begin Records shown

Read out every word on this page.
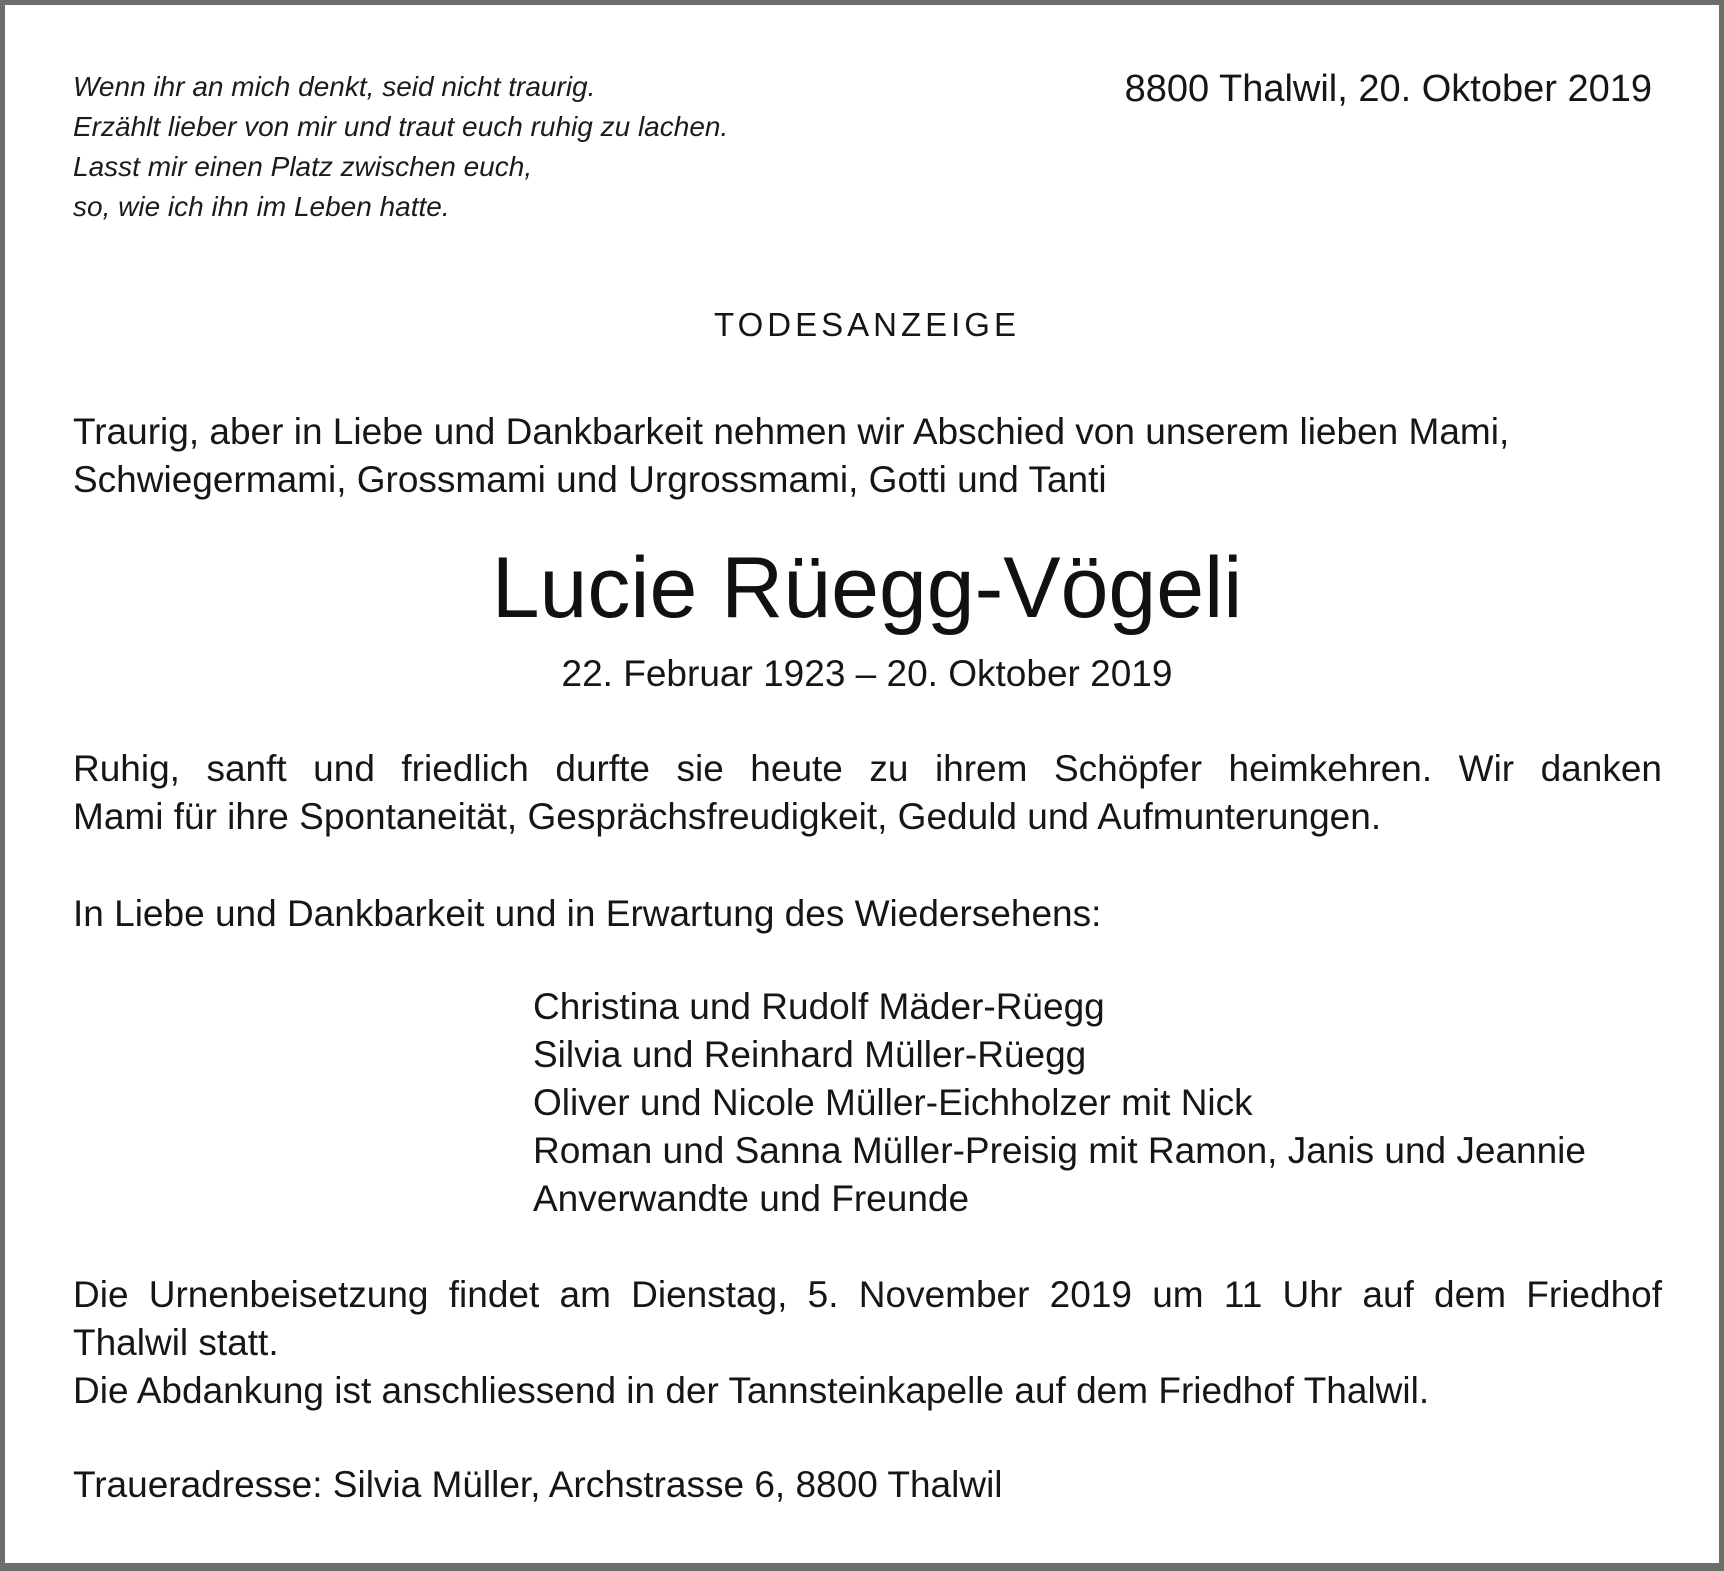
Wenn ihr an mich denkt, seid nicht traurig.
Erzählt lieber von mir und traut euch ruhig zu lachen.
Lasst mir einen Platz zwischen euch,
so, wie ich ihn im Leben hatte.
8800 Thalwil, 20. Oktober 2019
TODESANZEIGE
Traurig, aber in Liebe und Dankbarkeit nehmen wir Abschied von unserem lieben Mami,
Schwiegermami, Grossmami und Urgrossmami, Gotti und Tanti
Lucie Rüegg-Vögeli
22. Februar 1923 – 20. Oktober 2019
Ruhig, sanft und friedlich durfte sie heute zu ihrem Schöpfer heimkehren. Wir danken
Mami für ihre Spontaneität, Gesprächsfreudigkeit, Geduld und Aufmunterungen.
In Liebe und Dankbarkeit und in Erwartung des Wiedersehens:
Christina und Rudolf Mäder-Rüegg
Silvia und Reinhard Müller-Rüegg
Oliver und Nicole Müller-Eichholzer mit Nick
Roman und Sanna Müller-Preisig mit Ramon, Janis und Jeannie
Anverwandte und Freunde
Die Urnenbeisetzung findet am Dienstag, 5. November 2019 um 11 Uhr auf dem Friedhof
Thalwil statt.
Die Abdankung ist anschliessend in der Tannsteinkapelle auf dem Friedhof Thalwil.
Traueradresse: Silvia Müller, Archstrasse 6, 8800 Thalwil
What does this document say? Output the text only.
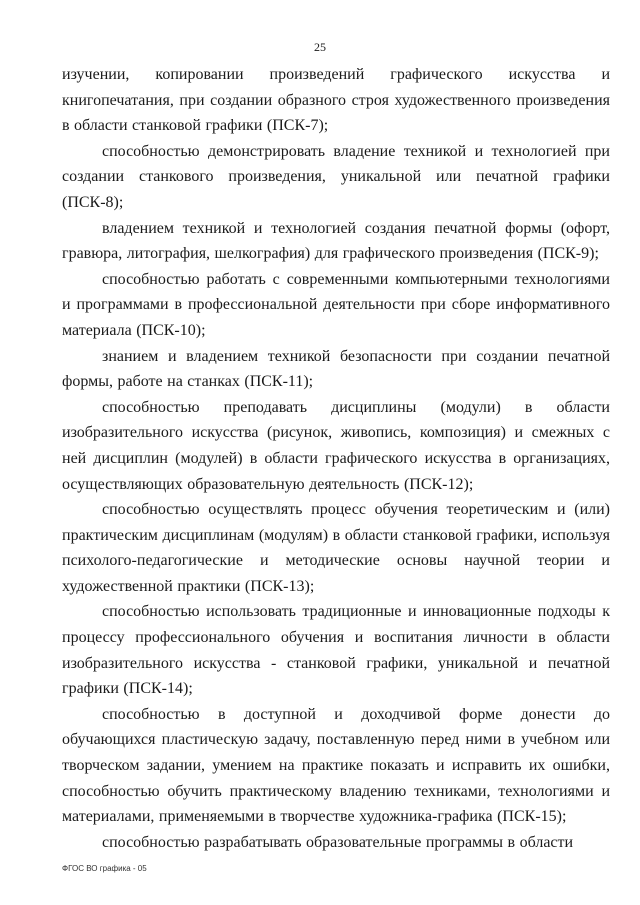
25

изучении, копировании произведений графического искусства и книгопечатания, при создании образного строя художественного произведения в области станковой графики (ПСК-7);

способностью демонстрировать владение техникой и технологией при создании станкового произведения, уникальной или печатной графики (ПСК-8);

владением техникой и технологией создания печатной формы (офорт, гравюра, литография, шелкография) для графического произведения (ПСК-9);

способностью работать с современными компьютерными технологиями и программами в профессиональной деятельности при сборе информативного материала (ПСК-10);

знанием и владением техникой безопасности при создании печатной формы, работе на станках (ПСК-11);

способностью преподавать дисциплины (модули) в области изобразительного искусства (рисунок, живопись, композиция) и смежных с ней дисциплин (модулей) в области графического искусства в организациях, осуществляющих образовательную деятельность (ПСК-12);

способностью осуществлять процесс обучения теоретическим и (или) практическим дисциплинам (модулям) в области станковой графики, используя психолого-педагогические и методические основы научной теории и художественной практики (ПСК-13);

способностью использовать традиционные и инновационные подходы к процессу профессионального обучения и воспитания личности в области изобразительного искусства - станковой графики, уникальной и печатной графики (ПСК-14);

способностью в доступной и доходчивой форме донести до обучающихся пластическую задачу, поставленную перед ними в учебном или творческом задании, умением на практике показать и исправить их ошибки, способностью обучить практическому владению техниками, технологиями и материалами, применяемыми в творчестве художника-графика (ПСК-15);

способностью разрабатывать образовательные программы в области

ФГОС ВО графика - 05
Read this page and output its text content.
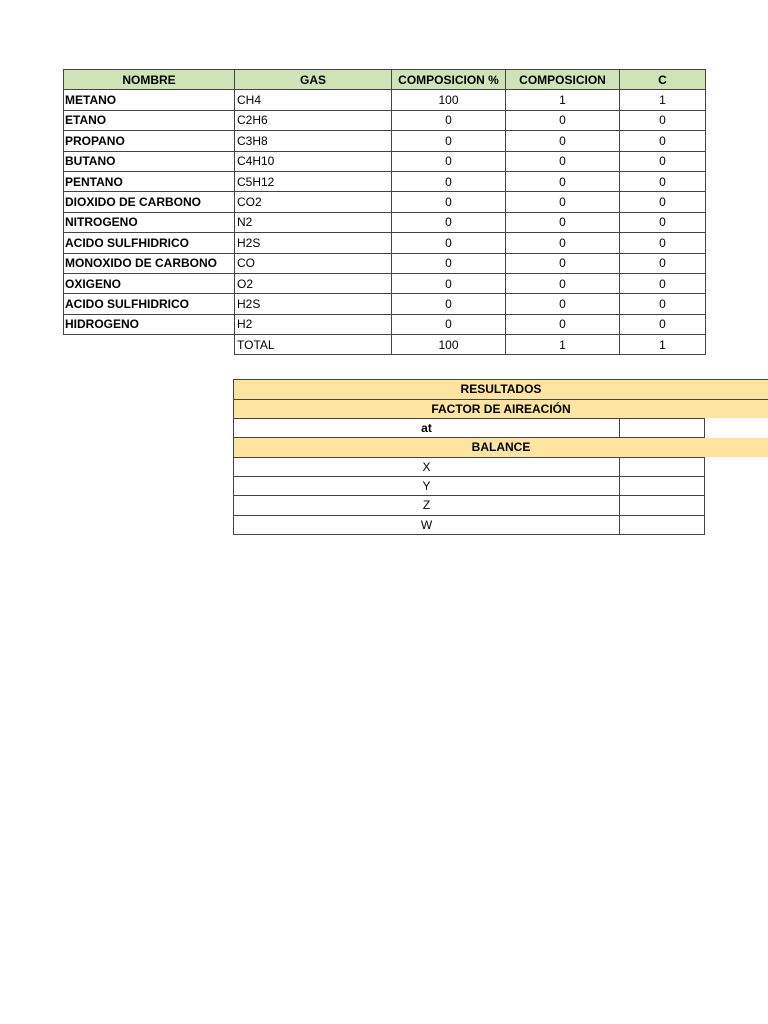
NOMBRE	GAS	COMPOSICION %	COMPOSICION	C
METANO	CH4	100	1	1
ETANO	C2H6	0	0	0
PROPANO	C3H8	0	0	0
BUTANO	C4H10	0	0	0
PENTANO	C5H12	0	0	0
DIOXIDO DE CARBONO	CO2	0	0	0
NITROGENO	N2	0	0	0
ACIDO SULFHIDRICO	H2S	0	0	0
MONOXIDO DE CARBONO	CO	0	0	0
OXIGENO	O2	0	0	0
ACIDO SULFHIDRICO	H2S	0	0	0
HIDROGENO	H2	0	0	0
	TOTAL	100	1	1
RESULTADOS
FACTOR DE AIREACIÓN
at
BALANCE
X
Y
Z
W
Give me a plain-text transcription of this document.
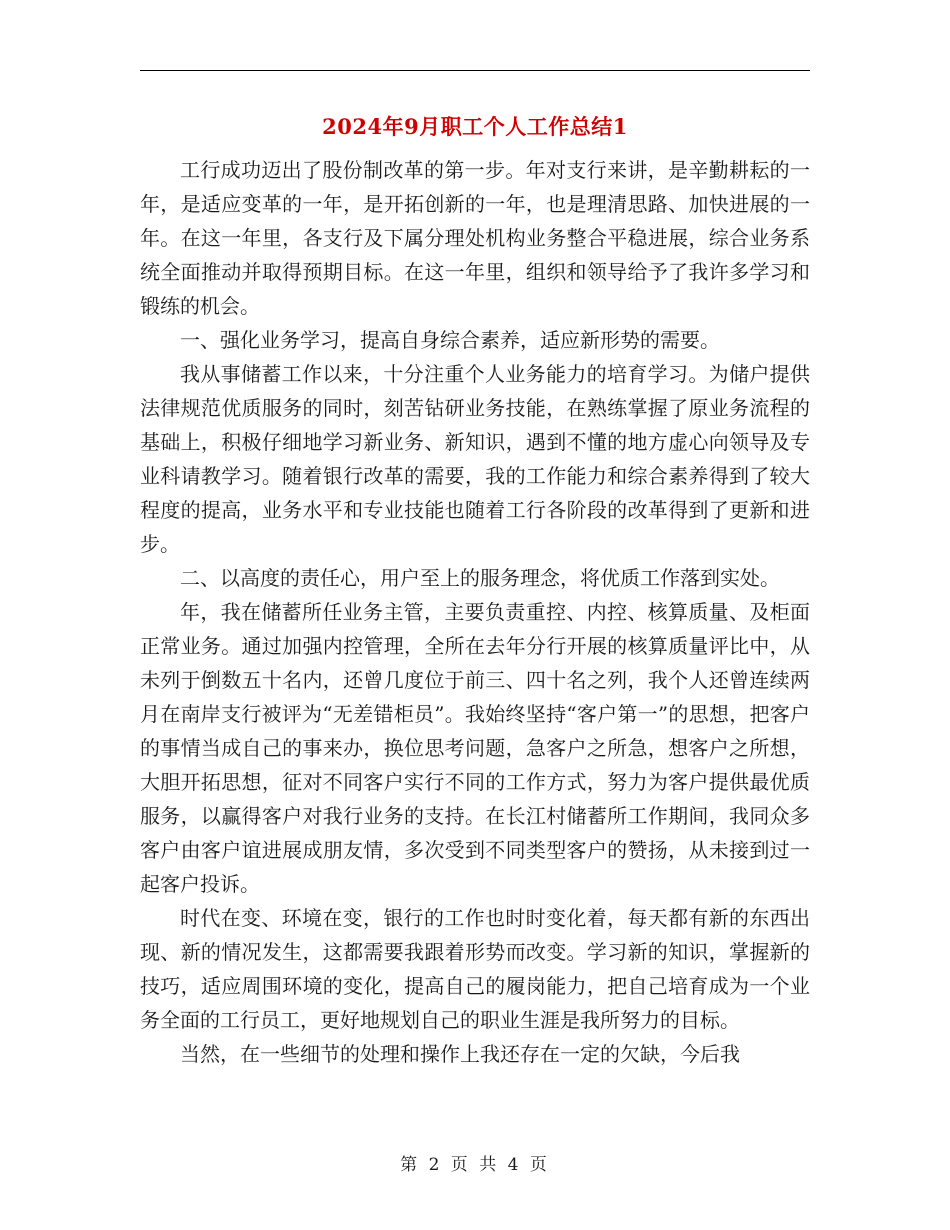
2024年9月职工个人工作总结1

工行成功迈出了股份制改革的第一步。年对支行来讲，是辛勤耕耘的一年，是适应变革的一年，是开拓创新的一年，也是理清思路、加快进展的一年。在这一年里，各支行及下属分理处机构业务整合平稳进展，综合业务系统全面推动并取得预期目标。在这一年里，组织和领导给予了我许多学习和锻练的机会。

一、强化业务学习，提高自身综合素养，适应新形势的需要。

我从事储蓄工作以来，十分注重个人业务能力的培育学习。为储户提供法律规范优质服务的同时，刻苦钻研业务技能，在熟练掌握了原业务流程的基础上，积极仔细地学习新业务、新知识，遇到不懂的地方虚心向领导及专业科请教学习。随着银行改革的需要，我的工作能力和综合素养得到了较大程度的提高，业务水平和专业技能也随着工行各阶段的改革得到了更新和进步。

二、以高度的责任心，用户至上的服务理念，将优质工作落到实处。

年，我在储蓄所任业务主管，主要负责重控、内控、核算质量、及柜面正常业务。通过加强内控管理，全所在去年分行开展的核算质量评比中，从未列于倒数五十名内，还曾几度位于前三、四十名之列，我个人还曾连续两月在南岸支行被评为“无差错柜员”。我始终坚持“客户第一”的思想，把客户的事情当成自己的事来办，换位思考问题，急客户之所急，想客户之所想，大胆开拓思想，征对不同客户实行不同的工作方式，努力为客户提供最优质服务，以赢得客户对我行业务的支持。在长江村储蓄所工作期间，我同众多客户由客户谊进展成朋友情，多次受到不同类型客户的赞扬，从未接到过一起客户投诉。

时代在变、环境在变，银行的工作也时时变化着，每天都有新的东西出现、新的情况发生，这都需要我跟着形势而改变。学习新的知识，掌握新的技巧，适应周围环境的变化，提高自己的履岗能力，把自己培育成为一个业务全面的工行员工，更好地规划自己的职业生涯是我所努力的目标。

当然，在一些细节的处理和操作上我还存在一定的欠缺，今后我

第 2 页 共 4 页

end Records shown

_Task details_
Beginning with the line that holds "Give me a plain-text" and ending with the last line of the material above, extract every line exactly, pictures excluded.

_Reply to the task_
Give me a plain-text transcription of this document.
2024年9月职工个人工作总结1

工行成功迈出了股份制改革的第一步。年对支行来讲，是辛勤耕耘的一年，是适应变革的一年，是开拓创新的一年，也是理清思路、加快进展的一年。在这一年里，各支行及下属分理处机构业务整合平稳进展，综合业务系统全面推动并取得预期目标。在这一年里，组织和领导给予了我许多学习和锻练的机会。

一、强化业务学习，提高自身综合素养，适应新形势的需要。

我从事储蓄工作以来，十分注重个人业务能力的培育学习。为储户提供法律规范优质服务的同时，刻苦钻研业务技能，在熟练掌握了原业务流程的基础上，积极仔细地学习新业务、新知识，遇到不懂的地方虚心向领导及专业科请教学习。随着银行改革的需要，我的工作能力和综合素养得到了较大程度的提高，业务水平和专业技能也随着工行各阶段的改革得到了更新和进步。

二、以高度的责任心，用户至上的服务理念，将优质工作落到实处。

年，我在储蓄所任业务主管，主要负责重控、内控、核算质量、及柜面正常业务。通过加强内控管理，全所在去年分行开展的核算质量评比中，从未列于倒数五十名内，还曾几度位于前三、四十名之列，我个人还曾连续两月在南岸支行被评为“无差错柜员”。我始终坚持“客户第一”的思想，把客户的事情当成自己的事来办，换位思考问题，急客户之所急，想客户之所想，大胆开拓思想，征对不同客户实行不同的工作方式，努力为客户提供最优质服务，以赢得客户对我行业务的支持。在长江村储蓄所工作期间，我同众多客户由客户谊进展成朋友情，多次受到不同类型客户的赞扬，从未接到过一起客户投诉。

时代在变、环境在变，银行的工作也时时变化着，每天都有新的东西出现、新的情况发生，这都需要我跟着形势而改变。学习新的知识，掌握新的技巧，适应周围环境的变化，提高自己的履岗能力，把自己培育成为一个业务全面的工行员工，更好地规划自己的职业生涯是我所努力的目标。

当然，在一些细节的处理和操作上我还存在一定的欠缺，今后我

第 2 页 共 4 页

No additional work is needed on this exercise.